Rewrite only the data between the lines holding "legend-label: pH <box>755 433 773 448</box>" and "x-tick-label: 11/10 <box>736", inclusive, changing "Temperature" to "Water Temperature" and keeping everything else the same.

--------------------------------

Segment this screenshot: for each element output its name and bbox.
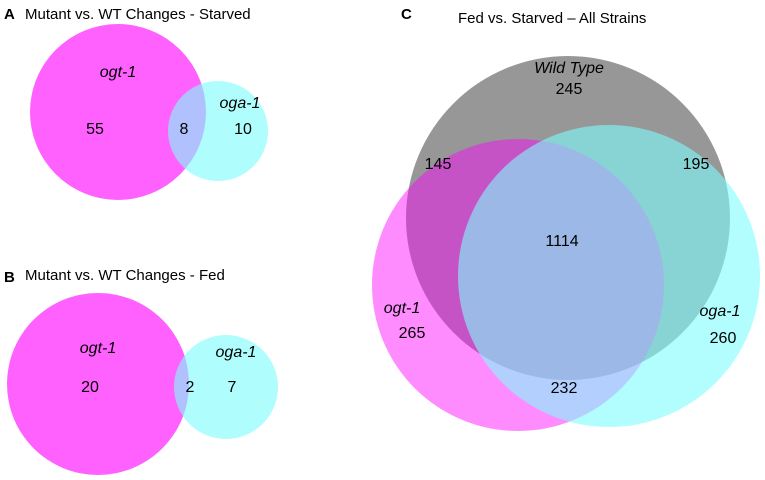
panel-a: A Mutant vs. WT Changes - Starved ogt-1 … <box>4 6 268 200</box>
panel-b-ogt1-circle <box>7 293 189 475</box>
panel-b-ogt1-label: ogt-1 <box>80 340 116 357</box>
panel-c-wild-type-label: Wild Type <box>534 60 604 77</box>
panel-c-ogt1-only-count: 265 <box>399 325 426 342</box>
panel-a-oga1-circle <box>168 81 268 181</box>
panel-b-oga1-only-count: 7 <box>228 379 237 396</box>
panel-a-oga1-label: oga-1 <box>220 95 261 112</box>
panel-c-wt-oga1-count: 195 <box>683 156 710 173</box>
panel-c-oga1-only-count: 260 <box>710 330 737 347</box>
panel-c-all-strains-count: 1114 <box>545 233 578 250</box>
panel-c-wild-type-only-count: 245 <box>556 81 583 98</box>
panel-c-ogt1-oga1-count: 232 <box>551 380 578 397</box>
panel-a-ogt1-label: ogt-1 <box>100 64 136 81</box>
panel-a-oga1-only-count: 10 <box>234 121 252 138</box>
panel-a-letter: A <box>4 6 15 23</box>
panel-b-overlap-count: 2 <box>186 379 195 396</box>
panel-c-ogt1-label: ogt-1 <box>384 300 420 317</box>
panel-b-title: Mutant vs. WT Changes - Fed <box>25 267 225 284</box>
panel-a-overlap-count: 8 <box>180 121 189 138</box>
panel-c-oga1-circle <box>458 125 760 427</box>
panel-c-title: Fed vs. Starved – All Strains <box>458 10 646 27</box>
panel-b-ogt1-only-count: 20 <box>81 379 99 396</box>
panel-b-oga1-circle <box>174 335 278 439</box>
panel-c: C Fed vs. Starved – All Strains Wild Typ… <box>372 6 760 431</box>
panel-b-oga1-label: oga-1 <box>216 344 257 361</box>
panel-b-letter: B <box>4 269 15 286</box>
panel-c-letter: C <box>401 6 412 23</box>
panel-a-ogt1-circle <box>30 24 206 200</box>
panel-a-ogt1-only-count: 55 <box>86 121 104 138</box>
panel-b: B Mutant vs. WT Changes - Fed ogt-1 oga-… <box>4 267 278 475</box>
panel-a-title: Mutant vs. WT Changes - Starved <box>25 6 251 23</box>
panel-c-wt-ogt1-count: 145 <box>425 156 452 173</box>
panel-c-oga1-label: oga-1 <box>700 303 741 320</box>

--------------------------------

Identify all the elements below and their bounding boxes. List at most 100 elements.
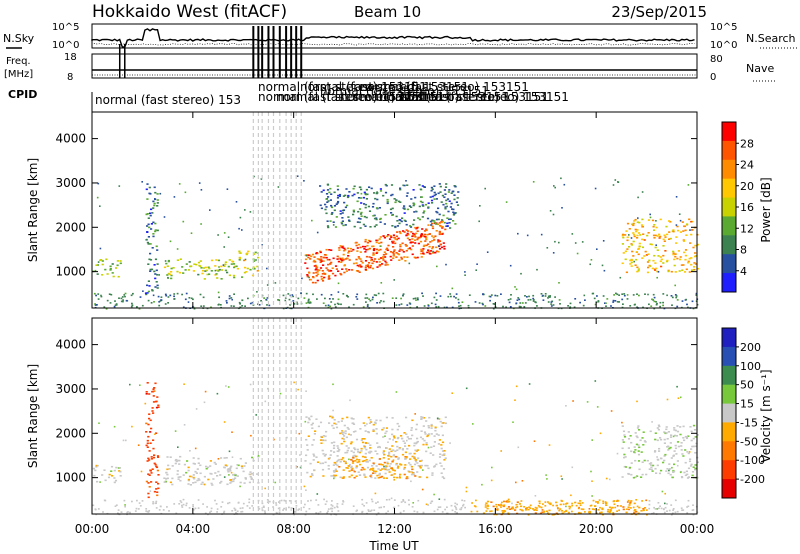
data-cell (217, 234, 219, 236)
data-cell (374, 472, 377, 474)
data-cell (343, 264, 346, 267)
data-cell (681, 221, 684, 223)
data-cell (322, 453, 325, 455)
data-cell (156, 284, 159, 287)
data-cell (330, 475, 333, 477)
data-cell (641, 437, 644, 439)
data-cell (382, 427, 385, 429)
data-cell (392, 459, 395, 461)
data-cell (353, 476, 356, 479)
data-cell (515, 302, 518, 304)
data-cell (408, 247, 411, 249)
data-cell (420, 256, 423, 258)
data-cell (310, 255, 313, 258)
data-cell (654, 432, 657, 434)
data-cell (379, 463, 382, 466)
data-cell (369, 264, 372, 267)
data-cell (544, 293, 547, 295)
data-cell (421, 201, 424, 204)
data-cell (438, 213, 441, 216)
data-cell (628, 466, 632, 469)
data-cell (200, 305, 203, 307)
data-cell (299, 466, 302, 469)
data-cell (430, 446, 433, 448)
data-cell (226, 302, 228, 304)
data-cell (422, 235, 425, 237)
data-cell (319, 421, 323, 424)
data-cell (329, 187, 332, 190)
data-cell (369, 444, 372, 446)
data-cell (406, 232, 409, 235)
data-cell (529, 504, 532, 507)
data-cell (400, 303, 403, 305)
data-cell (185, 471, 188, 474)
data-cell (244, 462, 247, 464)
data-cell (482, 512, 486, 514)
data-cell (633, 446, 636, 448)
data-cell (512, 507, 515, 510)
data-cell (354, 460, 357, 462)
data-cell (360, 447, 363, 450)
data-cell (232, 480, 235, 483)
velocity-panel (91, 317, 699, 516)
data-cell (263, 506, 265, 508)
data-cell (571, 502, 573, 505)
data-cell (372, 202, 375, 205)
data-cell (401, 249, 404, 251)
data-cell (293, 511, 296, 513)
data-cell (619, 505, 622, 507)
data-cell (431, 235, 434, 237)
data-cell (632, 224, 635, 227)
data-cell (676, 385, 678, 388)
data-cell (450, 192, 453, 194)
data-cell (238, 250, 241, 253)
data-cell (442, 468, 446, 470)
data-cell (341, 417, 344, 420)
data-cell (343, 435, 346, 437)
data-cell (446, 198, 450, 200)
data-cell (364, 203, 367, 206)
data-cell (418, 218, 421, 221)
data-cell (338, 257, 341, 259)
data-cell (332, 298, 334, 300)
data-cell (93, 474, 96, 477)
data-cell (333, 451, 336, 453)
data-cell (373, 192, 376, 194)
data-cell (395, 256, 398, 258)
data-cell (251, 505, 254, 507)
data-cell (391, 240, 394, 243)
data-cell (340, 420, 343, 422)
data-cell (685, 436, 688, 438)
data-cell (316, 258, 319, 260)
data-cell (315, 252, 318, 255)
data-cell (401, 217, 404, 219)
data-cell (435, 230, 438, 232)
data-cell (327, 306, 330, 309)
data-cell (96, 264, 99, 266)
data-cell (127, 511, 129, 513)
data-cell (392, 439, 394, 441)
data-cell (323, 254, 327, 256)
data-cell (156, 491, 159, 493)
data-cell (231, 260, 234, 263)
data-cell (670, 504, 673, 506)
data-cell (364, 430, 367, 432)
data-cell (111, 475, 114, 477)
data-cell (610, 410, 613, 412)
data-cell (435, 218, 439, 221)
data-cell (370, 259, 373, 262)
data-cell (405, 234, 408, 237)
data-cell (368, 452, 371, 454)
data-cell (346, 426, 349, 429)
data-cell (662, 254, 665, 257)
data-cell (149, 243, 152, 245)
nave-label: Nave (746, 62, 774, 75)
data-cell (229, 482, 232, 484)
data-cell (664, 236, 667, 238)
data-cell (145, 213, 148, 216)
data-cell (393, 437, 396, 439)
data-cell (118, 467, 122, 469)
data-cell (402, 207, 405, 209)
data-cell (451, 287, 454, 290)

--------------------------------

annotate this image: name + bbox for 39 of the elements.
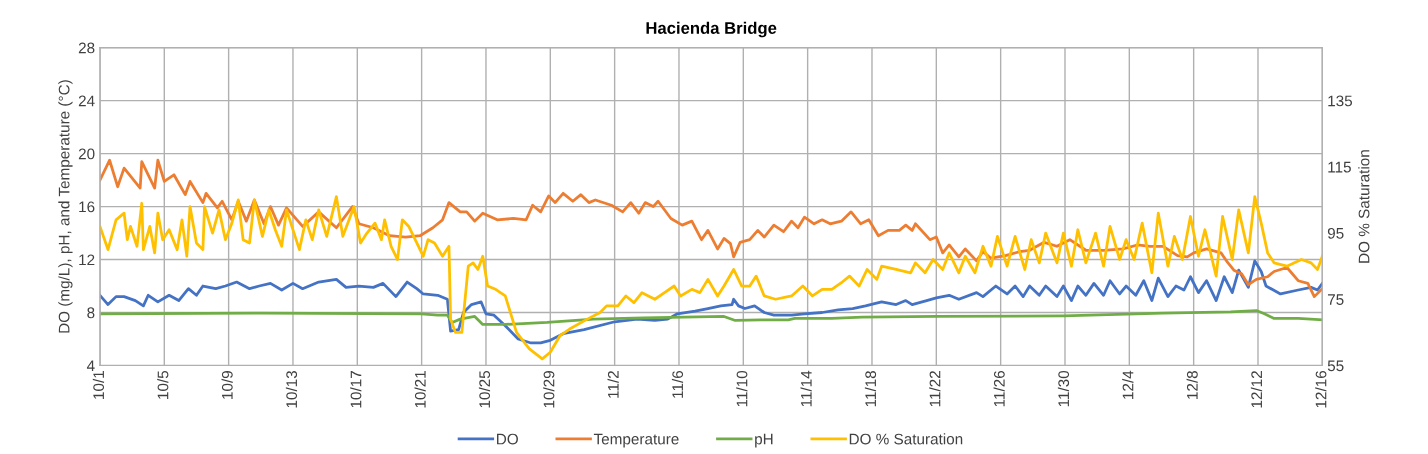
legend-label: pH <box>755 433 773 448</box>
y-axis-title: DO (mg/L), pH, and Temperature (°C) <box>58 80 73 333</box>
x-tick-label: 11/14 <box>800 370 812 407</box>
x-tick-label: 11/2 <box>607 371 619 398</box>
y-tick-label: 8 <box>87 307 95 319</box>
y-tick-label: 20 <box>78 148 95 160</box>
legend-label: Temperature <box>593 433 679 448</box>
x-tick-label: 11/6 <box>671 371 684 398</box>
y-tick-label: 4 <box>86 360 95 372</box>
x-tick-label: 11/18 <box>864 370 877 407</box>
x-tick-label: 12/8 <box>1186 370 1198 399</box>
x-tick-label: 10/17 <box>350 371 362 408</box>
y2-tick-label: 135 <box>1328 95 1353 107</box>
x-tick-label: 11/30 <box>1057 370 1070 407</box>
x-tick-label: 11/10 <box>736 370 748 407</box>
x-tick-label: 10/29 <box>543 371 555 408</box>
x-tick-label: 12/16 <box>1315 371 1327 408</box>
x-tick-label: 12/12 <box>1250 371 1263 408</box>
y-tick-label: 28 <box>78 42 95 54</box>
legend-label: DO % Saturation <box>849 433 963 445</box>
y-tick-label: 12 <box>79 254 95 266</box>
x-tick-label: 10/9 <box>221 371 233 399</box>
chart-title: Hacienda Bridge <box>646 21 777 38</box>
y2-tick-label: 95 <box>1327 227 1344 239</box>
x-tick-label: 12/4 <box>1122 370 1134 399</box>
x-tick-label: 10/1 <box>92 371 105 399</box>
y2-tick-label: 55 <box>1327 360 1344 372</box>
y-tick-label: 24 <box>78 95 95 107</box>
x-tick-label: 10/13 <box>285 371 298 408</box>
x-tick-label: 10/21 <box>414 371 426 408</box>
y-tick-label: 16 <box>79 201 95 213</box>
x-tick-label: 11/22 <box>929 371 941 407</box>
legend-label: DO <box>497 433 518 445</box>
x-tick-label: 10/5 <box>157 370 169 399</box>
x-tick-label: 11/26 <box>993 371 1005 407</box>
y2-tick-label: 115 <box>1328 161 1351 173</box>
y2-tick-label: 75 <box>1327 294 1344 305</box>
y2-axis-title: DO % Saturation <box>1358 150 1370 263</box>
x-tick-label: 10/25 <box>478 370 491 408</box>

--------------------------------

_Exercise answer:_
legend-label: pH <box>755 433 773 448</box>
y-axis-title: DO (mg/L), pH, and Water Temperature (°C) <box>58 80 73 333</box>
x-tick-label: 11/14 <box>800 370 812 407</box>
x-tick-label: 11/2 <box>607 371 619 398</box>
y-tick-label: 8 <box>87 307 95 319</box>
y-tick-label: 20 <box>78 148 95 160</box>
legend-label: Water Temperature <box>593 433 679 448</box>
x-tick-label: 11/6 <box>671 371 684 398</box>
y-tick-label: 4 <box>86 360 95 372</box>
x-tick-label: 11/18 <box>864 370 877 407</box>
x-tick-label: 12/8 <box>1186 370 1198 399</box>
x-tick-label: 10/17 <box>350 371 362 408</box>
y2-tick-label: 135 <box>1328 95 1353 107</box>
x-tick-label: 11/30 <box>1057 370 1070 407</box>
x-tick-label: 11/10 <box>736 370 748 407</box>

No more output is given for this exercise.